(EXCERPT PROVIDED)

European Union contributes K1.6 billion to cholera fight


The European Union (EU) has provided 1.5 million Euros (about K1,696,500 billion) to the Malawi Government as part of the cholera emergency response.

In a statement released Thursday, the EU says the funds are part of its humanitarian support to Malawi in its efforts to address the ongoing cholera epidemic in the country.

It says, considering that the current cholera epidemic “is considered the worst in a decade”, EU member states felt duty-bound to help Malawians address the problem.


By Wednesday this week, cumulative cases reached the 49,965 mark, with 1,578 fatalities after five patients died on Wednesday.

EU Commissioner for Crisis Management Janez Lenarčič said they are hopeful that the funds will go a long way in stemming cholera cases in Malawi.

“Cholera remains a tragic reality for many countries. Unsafe and contaminated water sources and poor hygiene practices are among the main factors increasing the risk of the disease spreading. Our funding will support our humanitarian partners on the ground in controlling and eventually vanquishing the disease,” he says.

(End EXCERPT PROVIDED)
(EXTRACTED RECORDS)

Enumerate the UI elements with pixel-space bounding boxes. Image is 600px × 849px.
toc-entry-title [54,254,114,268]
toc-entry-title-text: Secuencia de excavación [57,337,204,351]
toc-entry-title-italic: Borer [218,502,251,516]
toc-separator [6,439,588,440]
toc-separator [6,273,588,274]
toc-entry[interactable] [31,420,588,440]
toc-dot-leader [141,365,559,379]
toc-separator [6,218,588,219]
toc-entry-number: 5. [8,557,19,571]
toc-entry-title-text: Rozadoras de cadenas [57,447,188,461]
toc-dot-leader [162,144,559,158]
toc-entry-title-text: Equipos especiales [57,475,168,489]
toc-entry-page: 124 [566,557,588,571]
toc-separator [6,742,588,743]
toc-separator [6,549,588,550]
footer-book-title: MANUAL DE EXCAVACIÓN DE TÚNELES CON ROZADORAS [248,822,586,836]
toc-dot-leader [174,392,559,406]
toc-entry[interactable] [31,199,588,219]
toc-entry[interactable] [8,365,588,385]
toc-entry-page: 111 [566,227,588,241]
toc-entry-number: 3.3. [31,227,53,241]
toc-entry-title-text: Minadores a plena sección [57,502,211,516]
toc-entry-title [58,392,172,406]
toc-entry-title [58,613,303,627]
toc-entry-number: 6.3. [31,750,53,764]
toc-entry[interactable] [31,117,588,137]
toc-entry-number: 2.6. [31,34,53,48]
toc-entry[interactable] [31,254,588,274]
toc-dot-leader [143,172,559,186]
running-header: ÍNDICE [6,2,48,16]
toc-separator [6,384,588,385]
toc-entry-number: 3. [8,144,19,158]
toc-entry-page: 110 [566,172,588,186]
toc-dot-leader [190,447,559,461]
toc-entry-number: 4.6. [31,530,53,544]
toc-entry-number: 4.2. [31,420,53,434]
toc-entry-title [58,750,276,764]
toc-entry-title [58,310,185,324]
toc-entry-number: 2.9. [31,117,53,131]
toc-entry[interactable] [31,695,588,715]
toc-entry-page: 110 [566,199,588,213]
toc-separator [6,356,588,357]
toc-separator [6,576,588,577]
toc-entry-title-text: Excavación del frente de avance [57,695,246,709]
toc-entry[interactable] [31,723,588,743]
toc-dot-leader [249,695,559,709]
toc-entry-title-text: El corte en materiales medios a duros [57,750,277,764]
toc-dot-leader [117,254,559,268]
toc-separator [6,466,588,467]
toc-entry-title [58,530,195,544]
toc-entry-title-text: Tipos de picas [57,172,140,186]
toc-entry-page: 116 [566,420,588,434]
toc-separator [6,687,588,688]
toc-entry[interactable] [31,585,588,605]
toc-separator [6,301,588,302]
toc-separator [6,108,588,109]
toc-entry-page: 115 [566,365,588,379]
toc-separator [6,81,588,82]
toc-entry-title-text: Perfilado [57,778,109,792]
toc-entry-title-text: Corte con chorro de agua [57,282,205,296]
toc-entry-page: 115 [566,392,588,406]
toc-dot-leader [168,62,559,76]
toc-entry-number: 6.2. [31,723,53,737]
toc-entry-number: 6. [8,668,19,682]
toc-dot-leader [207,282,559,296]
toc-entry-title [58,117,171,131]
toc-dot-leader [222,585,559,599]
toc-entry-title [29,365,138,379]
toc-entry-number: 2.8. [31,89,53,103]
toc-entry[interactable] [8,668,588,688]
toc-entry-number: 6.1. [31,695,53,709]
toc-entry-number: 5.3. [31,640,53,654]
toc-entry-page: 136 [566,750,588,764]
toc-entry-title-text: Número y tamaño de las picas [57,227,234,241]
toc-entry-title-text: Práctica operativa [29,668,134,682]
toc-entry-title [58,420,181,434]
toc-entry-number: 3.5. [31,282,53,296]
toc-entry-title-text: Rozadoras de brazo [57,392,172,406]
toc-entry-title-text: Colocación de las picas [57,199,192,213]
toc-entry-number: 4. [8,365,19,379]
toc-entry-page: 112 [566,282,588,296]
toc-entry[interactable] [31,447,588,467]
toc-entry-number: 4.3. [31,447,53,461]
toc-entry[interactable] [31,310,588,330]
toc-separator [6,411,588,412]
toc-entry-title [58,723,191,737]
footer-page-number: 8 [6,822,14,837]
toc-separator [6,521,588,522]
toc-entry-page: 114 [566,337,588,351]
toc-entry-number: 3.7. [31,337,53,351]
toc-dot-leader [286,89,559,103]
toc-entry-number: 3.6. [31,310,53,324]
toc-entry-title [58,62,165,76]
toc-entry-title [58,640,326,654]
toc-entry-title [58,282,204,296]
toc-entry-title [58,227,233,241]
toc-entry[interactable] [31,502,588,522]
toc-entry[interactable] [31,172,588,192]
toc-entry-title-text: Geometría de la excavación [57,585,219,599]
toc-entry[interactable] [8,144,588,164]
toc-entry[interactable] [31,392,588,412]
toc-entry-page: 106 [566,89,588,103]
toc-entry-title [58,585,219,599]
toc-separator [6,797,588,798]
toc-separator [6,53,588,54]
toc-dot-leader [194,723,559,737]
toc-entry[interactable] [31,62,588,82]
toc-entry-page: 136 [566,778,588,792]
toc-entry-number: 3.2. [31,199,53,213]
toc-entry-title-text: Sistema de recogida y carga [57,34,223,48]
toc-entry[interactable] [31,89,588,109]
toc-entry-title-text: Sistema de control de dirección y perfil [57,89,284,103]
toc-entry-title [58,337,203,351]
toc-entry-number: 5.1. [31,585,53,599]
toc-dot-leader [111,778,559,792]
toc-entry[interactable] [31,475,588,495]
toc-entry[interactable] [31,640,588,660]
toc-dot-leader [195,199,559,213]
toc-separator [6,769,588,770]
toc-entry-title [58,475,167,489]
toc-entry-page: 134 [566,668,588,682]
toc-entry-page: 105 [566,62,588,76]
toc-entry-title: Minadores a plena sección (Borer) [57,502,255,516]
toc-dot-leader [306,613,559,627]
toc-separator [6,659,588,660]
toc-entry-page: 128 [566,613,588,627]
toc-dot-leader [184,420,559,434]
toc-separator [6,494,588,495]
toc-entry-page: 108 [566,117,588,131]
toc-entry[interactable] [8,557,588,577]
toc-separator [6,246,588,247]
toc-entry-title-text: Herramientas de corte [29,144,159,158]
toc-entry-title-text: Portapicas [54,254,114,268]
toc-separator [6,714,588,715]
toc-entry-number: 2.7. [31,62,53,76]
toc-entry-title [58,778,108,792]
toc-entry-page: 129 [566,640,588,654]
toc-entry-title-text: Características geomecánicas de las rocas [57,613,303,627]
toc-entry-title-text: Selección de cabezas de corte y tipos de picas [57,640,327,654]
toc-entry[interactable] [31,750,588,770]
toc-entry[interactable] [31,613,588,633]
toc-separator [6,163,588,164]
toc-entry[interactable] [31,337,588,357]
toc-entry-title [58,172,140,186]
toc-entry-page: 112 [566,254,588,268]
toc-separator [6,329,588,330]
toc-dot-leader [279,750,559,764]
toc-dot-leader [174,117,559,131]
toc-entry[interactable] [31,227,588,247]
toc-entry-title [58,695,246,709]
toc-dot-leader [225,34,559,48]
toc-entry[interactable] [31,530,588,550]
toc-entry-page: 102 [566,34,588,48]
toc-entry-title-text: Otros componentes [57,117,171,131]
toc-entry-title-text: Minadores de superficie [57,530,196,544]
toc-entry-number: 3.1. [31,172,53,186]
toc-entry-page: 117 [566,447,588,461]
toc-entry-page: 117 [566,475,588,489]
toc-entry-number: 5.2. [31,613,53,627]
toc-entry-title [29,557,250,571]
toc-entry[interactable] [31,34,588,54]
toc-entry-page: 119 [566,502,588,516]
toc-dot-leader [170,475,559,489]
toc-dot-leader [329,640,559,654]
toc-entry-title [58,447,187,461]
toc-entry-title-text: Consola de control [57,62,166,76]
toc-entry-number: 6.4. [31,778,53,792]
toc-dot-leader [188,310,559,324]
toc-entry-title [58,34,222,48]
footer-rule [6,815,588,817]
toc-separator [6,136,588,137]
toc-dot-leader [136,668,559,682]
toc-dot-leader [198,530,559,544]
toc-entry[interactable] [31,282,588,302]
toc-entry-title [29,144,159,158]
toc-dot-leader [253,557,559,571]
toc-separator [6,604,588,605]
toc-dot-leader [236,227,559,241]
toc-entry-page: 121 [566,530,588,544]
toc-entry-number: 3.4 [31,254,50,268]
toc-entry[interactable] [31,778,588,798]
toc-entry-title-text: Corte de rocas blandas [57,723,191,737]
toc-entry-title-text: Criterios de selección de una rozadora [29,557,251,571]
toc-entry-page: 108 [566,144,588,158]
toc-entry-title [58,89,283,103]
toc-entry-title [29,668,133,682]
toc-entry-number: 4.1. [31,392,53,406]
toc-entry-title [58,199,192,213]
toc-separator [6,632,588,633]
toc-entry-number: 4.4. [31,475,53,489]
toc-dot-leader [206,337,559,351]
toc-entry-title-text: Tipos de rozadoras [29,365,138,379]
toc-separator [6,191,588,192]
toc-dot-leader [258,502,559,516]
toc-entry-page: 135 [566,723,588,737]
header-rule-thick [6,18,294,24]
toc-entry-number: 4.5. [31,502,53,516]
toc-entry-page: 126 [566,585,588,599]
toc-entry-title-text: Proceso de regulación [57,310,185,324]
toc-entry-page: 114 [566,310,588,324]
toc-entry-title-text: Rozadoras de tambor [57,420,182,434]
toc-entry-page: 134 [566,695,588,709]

(End EXTRACTED RECORDS)

- [EXERCISE DIRECTIONS]: Please quote verbatim from the article on EU cholera funding, starting at the words "European Union contributes" and ending after "cases in Malawi.".

- [ANSWER BOX]:
European Union contributes K1.6 billion to cholera fight


The European Union (EU) has provided 1.5 million Euros (about K1,696,500 billion) to the Malawi Government as part of the cholera emergency response.

In a statement released Thursday, the EU says the funds are part of its humanitarian support to Malawi in its efforts to address the ongoing cholera epidemic in the country.

It says, considering that the current cholera epidemic “is considered the worst in a decade”, EU member states felt duty-bound to help Malawians address the problem.


By Wednesday this week, cumulative cases reached the 49,965 mark, with 1,578 fatalities after five patients died on Wednesday.

EU Commissioner for Crisis Management Janez Lenarčič said they are hopeful that the funds will go a long way in stemming cholera cases in Malawi.